— start Material to process —
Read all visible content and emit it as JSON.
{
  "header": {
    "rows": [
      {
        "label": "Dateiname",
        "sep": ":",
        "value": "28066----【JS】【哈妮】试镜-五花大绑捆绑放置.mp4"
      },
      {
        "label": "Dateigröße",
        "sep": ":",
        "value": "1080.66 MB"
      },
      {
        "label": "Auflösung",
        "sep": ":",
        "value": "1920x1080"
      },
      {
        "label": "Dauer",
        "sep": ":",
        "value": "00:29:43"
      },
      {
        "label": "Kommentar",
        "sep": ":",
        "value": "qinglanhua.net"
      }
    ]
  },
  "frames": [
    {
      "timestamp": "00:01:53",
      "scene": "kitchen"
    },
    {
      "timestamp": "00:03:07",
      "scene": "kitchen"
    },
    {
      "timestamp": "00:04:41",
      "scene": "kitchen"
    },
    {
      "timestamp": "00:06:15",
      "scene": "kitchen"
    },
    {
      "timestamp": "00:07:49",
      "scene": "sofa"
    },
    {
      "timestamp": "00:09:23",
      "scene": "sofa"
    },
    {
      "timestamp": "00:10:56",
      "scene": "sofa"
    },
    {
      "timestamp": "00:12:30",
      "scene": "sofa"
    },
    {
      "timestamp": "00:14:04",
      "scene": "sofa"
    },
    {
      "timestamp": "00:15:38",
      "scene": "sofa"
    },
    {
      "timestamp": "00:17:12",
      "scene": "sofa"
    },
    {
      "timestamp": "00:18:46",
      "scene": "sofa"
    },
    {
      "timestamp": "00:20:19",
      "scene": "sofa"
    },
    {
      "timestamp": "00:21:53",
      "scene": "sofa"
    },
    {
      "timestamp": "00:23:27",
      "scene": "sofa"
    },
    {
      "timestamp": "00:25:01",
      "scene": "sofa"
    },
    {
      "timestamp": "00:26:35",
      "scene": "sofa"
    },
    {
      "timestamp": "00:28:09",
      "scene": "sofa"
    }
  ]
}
— end Material to process —
Transcribe the whole listing exactly.

Read all visible content and emit it as JSON.
{
  "header": {
    "rows": [
      {
        "label": "Dateiname",
        "sep": ":",
        "value": "28066----【JS】【哈妮】试镜-五花大绑捆绑放置.mp4"
      },
      {
        "label": "Dateigröße",
        "sep": ":",
        "value": "1080.66 MB"
      },
      {
        "label": "Auflösung",
        "sep": ":",
        "value": "1920x1080"
      },
      {
        "label": "Dauer",
        "sep": ":",
        "value": "00:29:43"
      },
      {
        "label": "Kommentar",
        "sep": ":",
        "value": "qinglanhua.net"
      }
    ]
  },
  "frames": [
    {
      "timestamp": "00:01:53",
      "scene": "kitchen"
    },
    {
      "timestamp": "00:03:07",
      "scene": "kitchen"
    },
    {
      "timestamp": "00:04:41",
      "scene": "kitchen"
    },
    {
      "timestamp": "00:06:15",
      "scene": "kitchen"
    },
    {
      "timestamp": "00:07:49",
      "scene": "sofa"
    },
    {
      "timestamp": "00:09:23",
      "scene": "sofa"
    },
    {
      "timestamp": "00:10:56",
      "scene": "sofa"
    },
    {
      "timestamp": "00:12:30",
      "scene": "sofa"
    },
    {
      "timestamp": "00:14:04",
      "scene": "sofa"
    },
    {
      "timestamp": "00:15:38",
      "scene": "sofa"
    },
    {
      "timestamp": "00:17:12",
      "scene": "sofa"
    },
    {
      "timestamp": "00:18:46",
      "scene": "sofa"
    },
    {
      "timestamp": "00:20:19",
      "scene": "sofa"
    },
    {
      "timestamp": "00:21:53",
      "scene": "sofa"
    },
    {
      "timestamp": "00:23:27",
      "scene": "sofa"
    },
    {
      "timestamp": "00:25:01",
      "scene": "sofa"
    },
    {
      "timestamp": "00:26:35",
      "scene": "sofa"
    },
    {
      "timestamp": "00:28:09",
      "scene": "sofa"
    }
  ]
}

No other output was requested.